**网页摘录**.
========

在《宋史》列传中,是把丁黼归属忠义类列录的,同时也发现对他的一些零星记载。《宋史》是二十四史之一,于元末至正三年(1343年)由丞相脱脱和阿鲁图先后主持修撰,收录于《四库全书》史部正史类。修史时间是百年后,应为更接近事实,只是其中丁黼牺牲时间有误,应为端平三年(1236),而不是嘉熙三年(1239)。
《宋史》(卷四五四·列传第二百一十三·忠义九)载:“丁黼,成都制置使也。嘉熙三年(1239),北兵自新井入,诈竖宋将李显忠之旗,直趋成都。黼以为溃卒,以旗榜招之。既审知其非,领兵夜出城南迎战,至石笋街,兵散。黼力战,死之。方大兵未至,黼先遣妻子南归,自誓死守。至是,从黼者,惟幕客杨大异及所信任数人。大异死而復苏。黼帅蜀为政宽大,蜀人思之。事平,赐额立庙。”
02.
南宋端平元年( 1234)农历正月初十,南宋与蒙古联军攻克蔡州,金朝灭亡。紧接着的“端平入洛”,宋军进军河南,拉开了宋蒙战争的序幕。《宋史》把丁黼牺牲的主要原因归为“郑清之丧师”战败,引得北方蒙古人来犯;其次是成都制幕杨栋“尽载激赏库珍宝先遁,陷丁黼于死”,这让丁黼没有抗战的后勤物财保障,身陷绝境。在史料中,发现了他的另一个导师“李燔”,还有同他一起战斗牺牲的部属“杨大异”和“王翊”的英雄事迹。
“郑清之丧师,至是丁黼死于成都。”《宋史》(卷四百七·列传第一百六十六)
“(淳佑)九年(1249),冬十月丁卯,谏臣周坦言:知建宁府杨栋任成都制幕时,尽载激赏库珍宝先遁,陷丁黼于死,致全蜀生灵涂炭。”《宋史》(卷四十三·本纪第四十三·理宗三)

========

**版面区域记录**.
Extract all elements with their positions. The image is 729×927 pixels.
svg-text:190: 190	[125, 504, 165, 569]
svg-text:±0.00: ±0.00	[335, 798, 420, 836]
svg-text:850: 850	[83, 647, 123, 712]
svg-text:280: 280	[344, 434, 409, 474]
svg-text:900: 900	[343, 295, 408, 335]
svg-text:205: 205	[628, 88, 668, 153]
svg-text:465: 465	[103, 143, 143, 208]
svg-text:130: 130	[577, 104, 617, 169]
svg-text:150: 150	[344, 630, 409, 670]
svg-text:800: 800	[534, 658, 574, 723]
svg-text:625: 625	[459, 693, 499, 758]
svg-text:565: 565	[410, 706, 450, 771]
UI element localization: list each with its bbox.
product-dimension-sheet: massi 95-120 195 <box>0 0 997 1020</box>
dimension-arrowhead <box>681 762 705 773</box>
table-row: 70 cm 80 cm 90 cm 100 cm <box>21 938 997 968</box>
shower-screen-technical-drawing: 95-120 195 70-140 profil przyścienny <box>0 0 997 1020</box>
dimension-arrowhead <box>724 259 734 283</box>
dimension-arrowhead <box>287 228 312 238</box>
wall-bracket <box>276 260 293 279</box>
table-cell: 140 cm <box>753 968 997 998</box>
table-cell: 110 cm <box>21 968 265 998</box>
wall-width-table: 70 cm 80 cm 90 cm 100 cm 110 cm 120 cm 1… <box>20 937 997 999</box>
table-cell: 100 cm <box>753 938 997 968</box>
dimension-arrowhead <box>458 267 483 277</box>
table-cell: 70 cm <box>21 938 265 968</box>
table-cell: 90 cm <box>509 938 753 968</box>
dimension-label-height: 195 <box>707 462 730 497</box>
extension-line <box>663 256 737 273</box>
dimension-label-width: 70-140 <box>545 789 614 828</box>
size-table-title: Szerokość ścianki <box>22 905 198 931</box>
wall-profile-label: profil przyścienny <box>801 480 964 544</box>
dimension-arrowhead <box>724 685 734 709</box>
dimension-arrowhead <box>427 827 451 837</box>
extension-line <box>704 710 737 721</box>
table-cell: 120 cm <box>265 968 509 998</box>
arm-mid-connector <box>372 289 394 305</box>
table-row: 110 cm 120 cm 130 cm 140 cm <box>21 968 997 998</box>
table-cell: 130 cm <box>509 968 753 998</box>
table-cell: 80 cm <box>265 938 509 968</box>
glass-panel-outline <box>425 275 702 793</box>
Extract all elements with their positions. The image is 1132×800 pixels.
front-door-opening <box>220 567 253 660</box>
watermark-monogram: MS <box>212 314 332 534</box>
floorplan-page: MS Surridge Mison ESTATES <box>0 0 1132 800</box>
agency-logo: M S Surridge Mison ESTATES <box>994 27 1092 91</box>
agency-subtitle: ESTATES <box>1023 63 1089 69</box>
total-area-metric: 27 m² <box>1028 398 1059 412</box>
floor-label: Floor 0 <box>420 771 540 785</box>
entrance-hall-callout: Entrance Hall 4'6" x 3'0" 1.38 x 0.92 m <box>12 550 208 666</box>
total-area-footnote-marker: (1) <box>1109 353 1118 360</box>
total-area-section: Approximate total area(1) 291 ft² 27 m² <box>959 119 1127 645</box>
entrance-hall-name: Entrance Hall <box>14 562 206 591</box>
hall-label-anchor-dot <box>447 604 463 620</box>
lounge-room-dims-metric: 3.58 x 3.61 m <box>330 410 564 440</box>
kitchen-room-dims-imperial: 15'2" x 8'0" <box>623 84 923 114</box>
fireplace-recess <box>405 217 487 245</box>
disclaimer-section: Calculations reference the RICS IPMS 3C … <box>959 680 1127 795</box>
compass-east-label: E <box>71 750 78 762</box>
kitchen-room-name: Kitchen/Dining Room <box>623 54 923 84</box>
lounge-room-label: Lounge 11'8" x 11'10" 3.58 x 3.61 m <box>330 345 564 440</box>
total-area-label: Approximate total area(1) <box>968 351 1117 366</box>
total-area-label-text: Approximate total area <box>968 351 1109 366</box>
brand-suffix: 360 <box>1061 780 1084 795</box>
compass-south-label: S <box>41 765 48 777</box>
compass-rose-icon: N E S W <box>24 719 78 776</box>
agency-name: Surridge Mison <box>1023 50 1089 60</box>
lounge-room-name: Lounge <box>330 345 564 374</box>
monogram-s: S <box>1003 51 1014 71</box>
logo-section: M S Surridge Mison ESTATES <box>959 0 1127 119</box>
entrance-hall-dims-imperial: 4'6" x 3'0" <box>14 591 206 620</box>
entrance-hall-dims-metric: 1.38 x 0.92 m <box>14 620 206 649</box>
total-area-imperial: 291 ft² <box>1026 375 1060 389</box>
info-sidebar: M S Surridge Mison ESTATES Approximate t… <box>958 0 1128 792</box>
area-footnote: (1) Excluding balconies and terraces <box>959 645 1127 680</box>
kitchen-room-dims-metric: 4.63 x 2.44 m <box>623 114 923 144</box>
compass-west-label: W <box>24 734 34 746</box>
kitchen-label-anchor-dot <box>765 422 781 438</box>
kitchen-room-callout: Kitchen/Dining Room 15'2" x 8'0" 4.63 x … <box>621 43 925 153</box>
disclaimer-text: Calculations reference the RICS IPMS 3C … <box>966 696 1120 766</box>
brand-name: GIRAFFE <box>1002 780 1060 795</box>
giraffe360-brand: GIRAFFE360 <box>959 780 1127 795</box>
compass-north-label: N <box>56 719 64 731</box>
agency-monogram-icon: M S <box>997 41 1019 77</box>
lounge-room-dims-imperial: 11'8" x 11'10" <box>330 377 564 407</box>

========

**待办事项**.
A - 根据网页摘录,丁黼牺牲的正确时间应是哪一年?
B - 请列出网页摘录中引用的《宋史》的所有卷次。
C - 将网页摘录中从“南宋端平元年( 1234)农”到“十三·本纪第四十三·理宗三)”的部分原样输出。

**逐题答案**.
A - 端平三年(1236)。

B - 卷四五四(列传第二百一十三·忠义九)、卷四百七(列传第一百六十六)、卷四十三(本纪第四十三·理宗三)

C -
南宋端平元年( 1234)农历正月初十,南宋与蒙古联军攻克蔡州,金朝灭亡。紧接着的“端平入洛”,宋军进军河南,拉开了宋蒙战争的序幕。《宋史》把丁黼牺牲的主要原因归为“郑清之丧师”战败,引得北方蒙古人来犯;其次是成都制幕杨栋“尽载激赏库珍宝先遁,陷丁黼于死”,这让丁黼没有抗战的后勤物财保障,身陷绝境。在史料中,发现了他的另一个导师“李燔”,还有同他一起战斗牺牲的部属“杨大异”和“王翊”的英雄事迹。
“郑清之丧师,至是丁黼死于成都。”《宋史》(卷四百七·列传第一百六十六)
“(淳佑)九年(1249),冬十月丁卯,谏臣周坦言:知建宁府杨栋任成都制幕时,尽载激赏库珍宝先遁,陷丁黼于死,致全蜀生灵涂炭。”《宋史》(卷四十三·本纪第四十三·理宗三)